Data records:
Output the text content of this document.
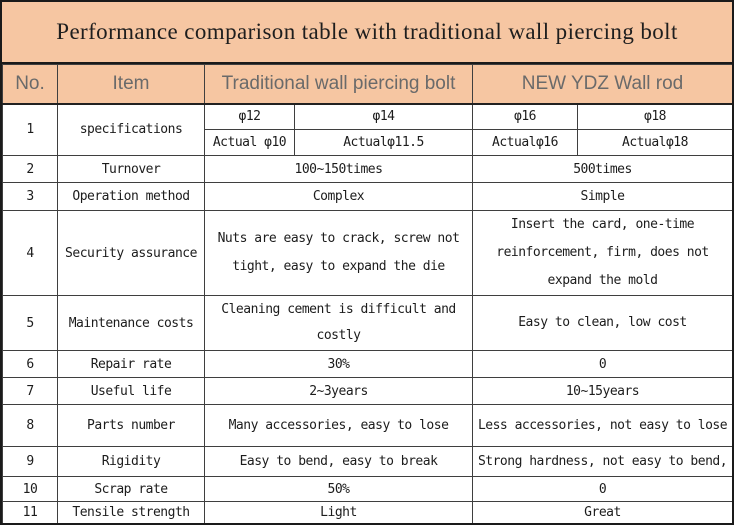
Performance comparison table with traditional wall piercing bolt
No.	Item	Traditional wall piercing bolt		NEW YDZ Wall rod	
1	specifications	φ12	φ14	φ16	φ18
		Actual φ10	Actualφ11.5	Actualφ16	Actualφ18
2	Turnover	100~150times		500times	
3	Operation method	Complex		Simple	
4	Security assurance	Nuts are easy to crack, screw not tight, easy to expand the die		Insert the card, one-time reinforcement, firm, does not expand the mold	
5	Maintenance costs	Cleaning cement is difficult and costly		Easy to clean, low cost	
6	Repair rate	30%		0	
7	Useful life	2~3years		10~15years	
8	Parts number	Many accessories, easy to lose		Less accessories, not easy to lose	
9	Rigidity	Easy to bend, easy to break		Strong hardness, not easy to bend,	
10	Scrap rate	50%		0	
11	Tensile strength	Light		Great	
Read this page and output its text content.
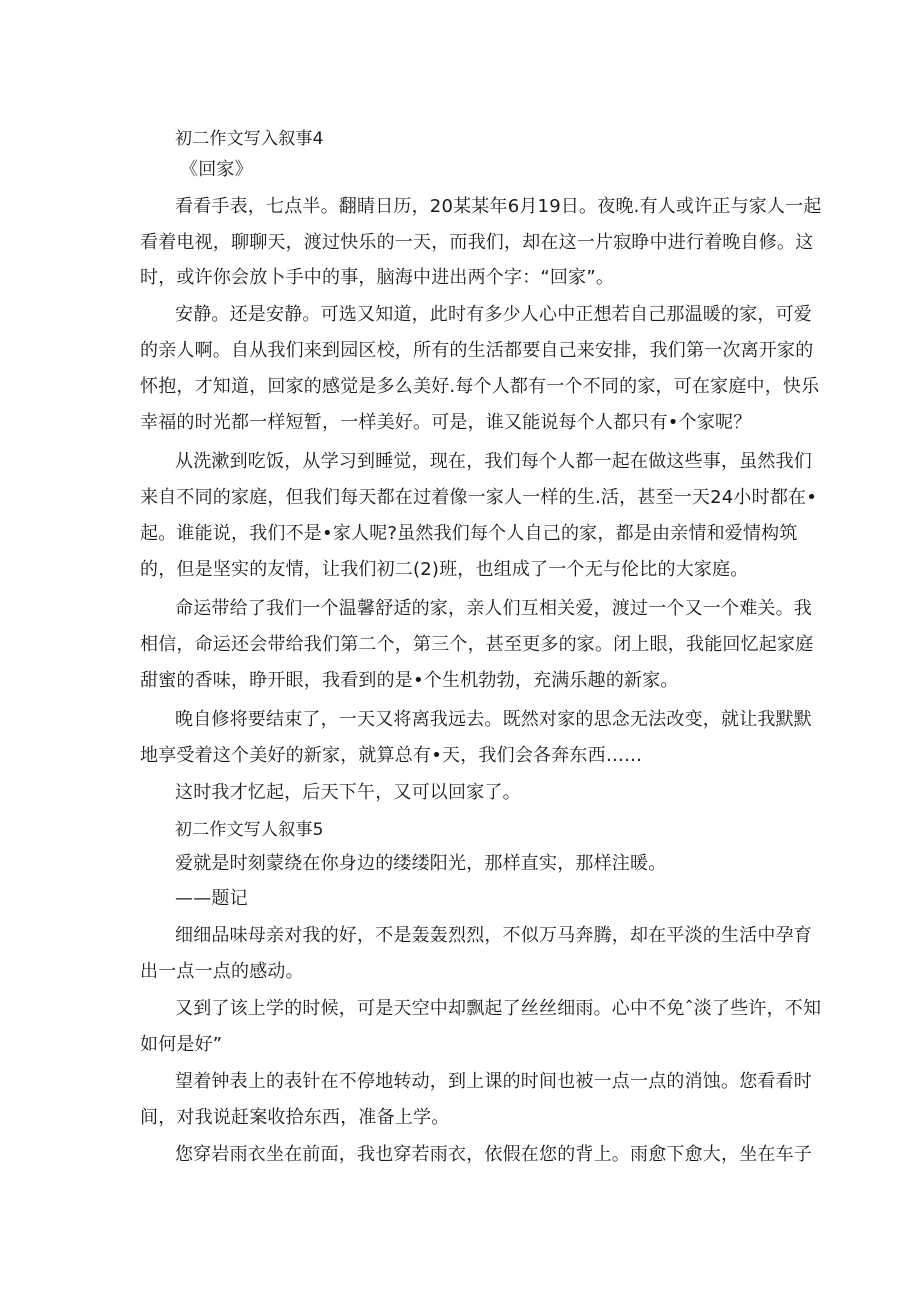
初二作文写入叙事4
《回家》
看看手表，七点半。翻睛日历，20某某年6月19日。夜晚.有人或许正与家人一起
看着电视，聊聊天，渡过快乐的一天，而我们，却在这一片寂睁中进行着晚自修。这
时，或许你会放卜手中的事，脑海中进出两个字：“回家”。
安静。还是安静。可选又知道，此时有多少人心中正想若自己那温暖的家，可爱
的亲人啊。自从我们来到园区校，所有的生活都要自己来安排，我们第一次离开家的
怀抱，才知道，回家的感觉是多么美好.每个人都有一个不同的家，可在家庭中，快乐
幸福的时光都一样短暂，一样美好。可是，谁又能说每个人都只有•个家呢？
从洗漱到吃饭，从学习到睡觉，现在，我们每个人都一起在做这些事，虽然我们
来自不同的家庭，但我们每天都在过着像一家人一样的生.活，甚至一天24小时都在•
起。谁能说，我们不是•家人呢?虽然我们每个人自己的家，都是由亲情和爱情构筑
的，但是坚实的友情，让我们初二(2)班，也组成了一个无与伦比的大家庭。
命运带给了我们一个温馨舒适的家，亲人们互相关爱，渡过一个又一个难关。我
相信，命运还会带给我们第二个，第三个，甚至更多的家。闭上眼，我能回忆起家庭
甜蜜的香味，睁开眼，我看到的是•个生机勃勃，充满乐趣的新家。
晚自修将要结束了，一天又将离我远去。既然对家的思念无法改变，就让我默默
地享受着这个美好的新家，就算总有•天，我们会各奔东西……
这时我才忆起，后天下午，又可以回家了。
初二作文写人叙事5
爱就是时刻蒙绕在你身边的缕缕阳光，那样直实，那样注暖。
——题记
细细品味母亲对我的好，不是轰轰烈烈，不似万马奔腾，却在平淡的生活中孕育
出一点一点的感动。
又到了该上学的时候，可是天空中却飘起了丝丝细雨。心中不免ˆ淡了些许，不知
如何是好”
望着钟表上的表针在不停地转动，到上课的时间也被一点一点的消蚀。您看看时
间，对我说赶案收拾东西，准备上学。
您穿岩雨衣坐在前面，我也穿若雨衣，依假在您的背上。雨愈下愈大，坐在车子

▸ Work instructions: Your answer should be a single number: the count of lines that contain "wall".

▸ Correct output: 2